→ **Work task**:
Pull every line of the entries that has the word "name".

##### Available records #####

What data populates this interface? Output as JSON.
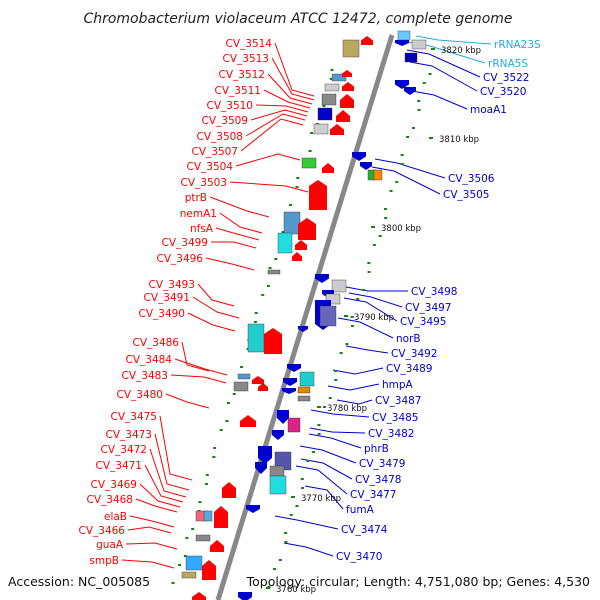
{
  "title": "Chromobacterium violaceum ATCC 12472, complete genome",
  "accession": "Accession: NC_005085",
  "topology": "Topology: circular; Length: 4,751,080 bp; Genes: 4,530",
  "colors": {
    "forward": "#ff0000",
    "reverse": "#0000cc",
    "rna": "#22aadd",
    "backbone": "#888888",
    "tick": "#118811"
  },
  "kbp_markers": [
    "3820 kbp",
    "3810 kbp",
    "3800 kbp",
    "3790 kbp",
    "3780 kbp",
    "3770 kbp",
    "3760 kbp"
  ],
  "left_labels": [
    "CV_3514",
    "CV_3513",
    "CV_3512",
    "CV_3511",
    "CV_3510",
    "CV_3509",
    "CV_3508",
    "CV_3507",
    "CV_3504",
    "CV_3503",
    "ptrB",
    "nemA1",
    "nfsA",
    "CV_3499",
    "CV_3496",
    "CV_3493",
    "CV_3491",
    "CV_3490",
    "CV_3486",
    "CV_3484",
    "CV_3483",
    "CV_3480",
    "CV_3475",
    "CV_3473",
    "CV_3472",
    "CV_3471",
    "CV_3469",
    "CV_3468",
    "elaB",
    "CV_3466",
    "guaA",
    "smpB"
  ],
  "right_labels": [
    "rRNA23S",
    "rRNA5S",
    "CV_3522",
    "CV_3520",
    "moaA1",
    "CV_3506",
    "CV_3505",
    "CV_3498",
    "CV_3497",
    "CV_3495",
    "norB",
    "CV_3492",
    "CV_3489",
    "hmpA",
    "CV_3487",
    "CV_3485",
    "CV_3482",
    "phrB",
    "CV_3479",
    "CV_3478",
    "CV_3477",
    "fumA",
    "CV_3474",
    "CV_3470"
  ]
}
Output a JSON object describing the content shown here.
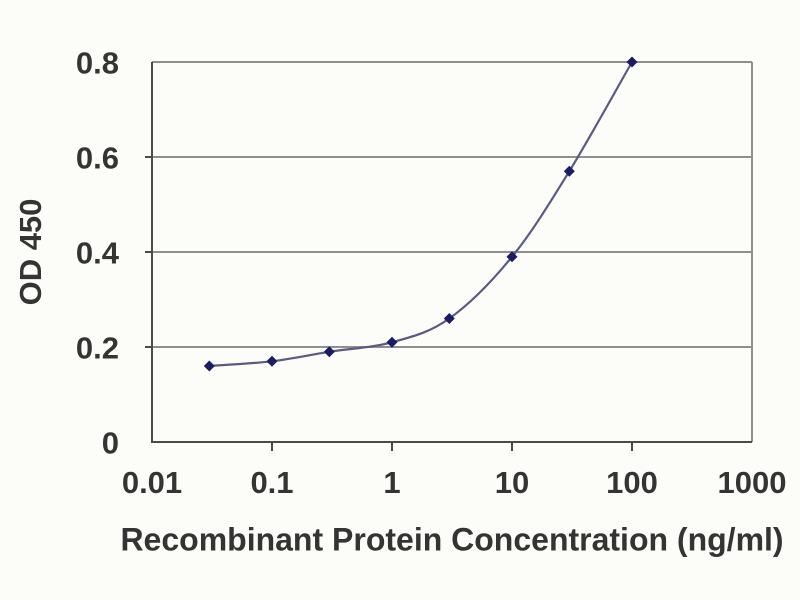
{
  "chart_data": {
    "type": "line",
    "title": "",
    "xlabel": "Recombinant Protein Concentration (ng/ml)",
    "ylabel": "OD 450",
    "x_scale": "log",
    "xlim": [
      0.01,
      1000
    ],
    "ylim": [
      0,
      0.8
    ],
    "x_ticks": [
      0.01,
      0.1,
      1,
      10,
      100,
      1000
    ],
    "x_tick_labels": [
      "0.01",
      "0.1",
      "1",
      "10",
      "100",
      "1000"
    ],
    "y_ticks": [
      0,
      0.2,
      0.4,
      0.6,
      0.8
    ],
    "y_tick_labels": [
      "0",
      "0.2",
      "0.4",
      "0.6",
      "0.8"
    ],
    "grid": "horizontal",
    "legend": false,
    "series": [
      {
        "name": "OD 450",
        "x": [
          0.03,
          0.1,
          0.3,
          1,
          3,
          10,
          30,
          100
        ],
        "y": [
          0.16,
          0.17,
          0.19,
          0.21,
          0.26,
          0.39,
          0.57,
          0.8
        ],
        "marker": "diamond",
        "line_color": "#5a5a85",
        "marker_color": "#1c1c66"
      }
    ],
    "colors": {
      "background": "#fcfcf8",
      "grid": "#8f8f8f",
      "axis": "#4a4a4a",
      "text": "#343434"
    }
  }
}
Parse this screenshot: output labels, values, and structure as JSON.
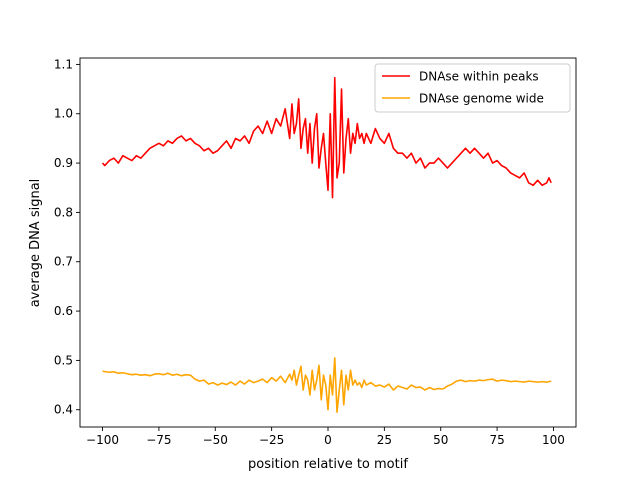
{
  "chart_data": {
    "type": "line",
    "title": "",
    "xlabel": "position relative to motif",
    "ylabel": "average DNA signal",
    "xlim": [
      -110,
      110
    ],
    "ylim": [
      0.365,
      1.113
    ],
    "xticks": [
      -100,
      -75,
      -50,
      -25,
      0,
      25,
      50,
      75,
      100
    ],
    "xtick_labels": [
      "−100",
      "−75",
      "−50",
      "−25",
      "0",
      "25",
      "50",
      "75",
      "100"
    ],
    "yticks": [
      0.4,
      0.5,
      0.6,
      0.7,
      0.8,
      0.9,
      1.0,
      1.1
    ],
    "ytick_labels": [
      "0.4",
      "0.5",
      "0.6",
      "0.7",
      "0.8",
      "0.9",
      "1.0",
      "1.1"
    ],
    "grid": false,
    "legend_position": "top-right",
    "series": [
      {
        "name": "DNAse within peaks",
        "color": "#ff0000",
        "x": [
          -100,
          -99,
          -97,
          -95,
          -93,
          -91,
          -89,
          -87,
          -85,
          -83,
          -81,
          -79,
          -77,
          -75,
          -73,
          -71,
          -69,
          -67,
          -65,
          -63,
          -61,
          -59,
          -57,
          -55,
          -53,
          -51,
          -49,
          -47,
          -45,
          -43,
          -41,
          -39,
          -37,
          -35,
          -33,
          -31,
          -29,
          -27,
          -25,
          -23,
          -21,
          -19,
          -17,
          -16,
          -15,
          -14,
          -13,
          -12,
          -11,
          -10,
          -9,
          -8,
          -7,
          -6,
          -5,
          -4,
          -3,
          -2,
          -1,
          0,
          1,
          2,
          3,
          4,
          5,
          6,
          7,
          8,
          9,
          10,
          11,
          12,
          13,
          14,
          15,
          16,
          17,
          19,
          21,
          23,
          25,
          27,
          29,
          31,
          33,
          35,
          37,
          39,
          41,
          43,
          45,
          47,
          49,
          51,
          53,
          55,
          57,
          59,
          61,
          63,
          65,
          67,
          69,
          71,
          73,
          75,
          77,
          79,
          81,
          83,
          85,
          87,
          89,
          91,
          93,
          95,
          97,
          98,
          99
        ],
        "values": [
          0.9,
          0.895,
          0.905,
          0.91,
          0.9,
          0.915,
          0.91,
          0.905,
          0.915,
          0.91,
          0.92,
          0.93,
          0.935,
          0.94,
          0.935,
          0.945,
          0.94,
          0.95,
          0.955,
          0.945,
          0.95,
          0.94,
          0.935,
          0.925,
          0.93,
          0.92,
          0.925,
          0.935,
          0.945,
          0.93,
          0.95,
          0.945,
          0.955,
          0.94,
          0.965,
          0.975,
          0.96,
          0.985,
          0.96,
          0.99,
          0.975,
          1.01,
          0.95,
          1.02,
          0.96,
          0.98,
          1.03,
          0.93,
          0.97,
          0.99,
          0.92,
          0.98,
          0.9,
          0.97,
          1.0,
          0.89,
          0.93,
          0.96,
          0.9,
          0.845,
          1.0,
          0.83,
          1.073,
          0.87,
          0.9,
          1.05,
          0.88,
          0.95,
          0.99,
          0.92,
          0.96,
          0.94,
          0.98,
          0.95,
          0.96,
          0.94,
          0.96,
          0.94,
          0.97,
          0.95,
          0.94,
          0.96,
          0.93,
          0.92,
          0.92,
          0.91,
          0.92,
          0.9,
          0.91,
          0.89,
          0.9,
          0.9,
          0.91,
          0.9,
          0.89,
          0.9,
          0.91,
          0.92,
          0.93,
          0.92,
          0.93,
          0.92,
          0.91,
          0.92,
          0.9,
          0.905,
          0.895,
          0.89,
          0.88,
          0.875,
          0.87,
          0.88,
          0.86,
          0.855,
          0.865,
          0.855,
          0.86,
          0.87,
          0.86
        ]
      },
      {
        "name": "DNAse genome wide",
        "color": "#ffa500",
        "x": [
          -100,
          -97,
          -95,
          -93,
          -91,
          -89,
          -87,
          -85,
          -83,
          -81,
          -79,
          -77,
          -75,
          -73,
          -71,
          -69,
          -67,
          -65,
          -63,
          -61,
          -59,
          -57,
          -55,
          -53,
          -51,
          -49,
          -47,
          -45,
          -43,
          -41,
          -39,
          -37,
          -35,
          -33,
          -31,
          -29,
          -27,
          -25,
          -23,
          -21,
          -19,
          -17,
          -16,
          -15,
          -14,
          -13,
          -12,
          -11,
          -10,
          -9,
          -8,
          -7,
          -6,
          -5,
          -4,
          -3,
          -2,
          -1,
          0,
          1,
          2,
          3,
          4,
          5,
          6,
          7,
          8,
          9,
          10,
          11,
          12,
          13,
          14,
          15,
          16,
          17,
          19,
          21,
          23,
          25,
          27,
          29,
          31,
          33,
          35,
          37,
          39,
          41,
          43,
          45,
          47,
          49,
          51,
          53,
          55,
          57,
          59,
          61,
          63,
          65,
          67,
          69,
          71,
          73,
          75,
          77,
          79,
          81,
          83,
          85,
          87,
          89,
          91,
          93,
          95,
          97,
          99
        ],
        "values": [
          0.478,
          0.476,
          0.477,
          0.474,
          0.475,
          0.473,
          0.471,
          0.472,
          0.47,
          0.471,
          0.469,
          0.472,
          0.473,
          0.471,
          0.474,
          0.47,
          0.472,
          0.469,
          0.471,
          0.47,
          0.462,
          0.458,
          0.46,
          0.452,
          0.455,
          0.45,
          0.454,
          0.451,
          0.456,
          0.45,
          0.458,
          0.452,
          0.46,
          0.455,
          0.458,
          0.462,
          0.455,
          0.465,
          0.458,
          0.468,
          0.455,
          0.472,
          0.46,
          0.48,
          0.45,
          0.47,
          0.488,
          0.44,
          0.47,
          0.46,
          0.43,
          0.48,
          0.44,
          0.46,
          0.49,
          0.42,
          0.47,
          0.45,
          0.4,
          0.47,
          0.43,
          0.505,
          0.395,
          0.44,
          0.48,
          0.41,
          0.47,
          0.44,
          0.48,
          0.45,
          0.46,
          0.45,
          0.455,
          0.445,
          0.46,
          0.45,
          0.455,
          0.448,
          0.45,
          0.446,
          0.452,
          0.44,
          0.448,
          0.445,
          0.442,
          0.45,
          0.445,
          0.446,
          0.44,
          0.445,
          0.441,
          0.443,
          0.442,
          0.448,
          0.452,
          0.458,
          0.46,
          0.457,
          0.459,
          0.458,
          0.46,
          0.459,
          0.461,
          0.462,
          0.458,
          0.46,
          0.459,
          0.457,
          0.458,
          0.457,
          0.456,
          0.458,
          0.457,
          0.456,
          0.457,
          0.456,
          0.458
        ]
      }
    ]
  }
}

#####

→ **Your response**:
        "name": "OD 450",
        "name": "DNAse within peaks",
        "name": "DNAse genome wide",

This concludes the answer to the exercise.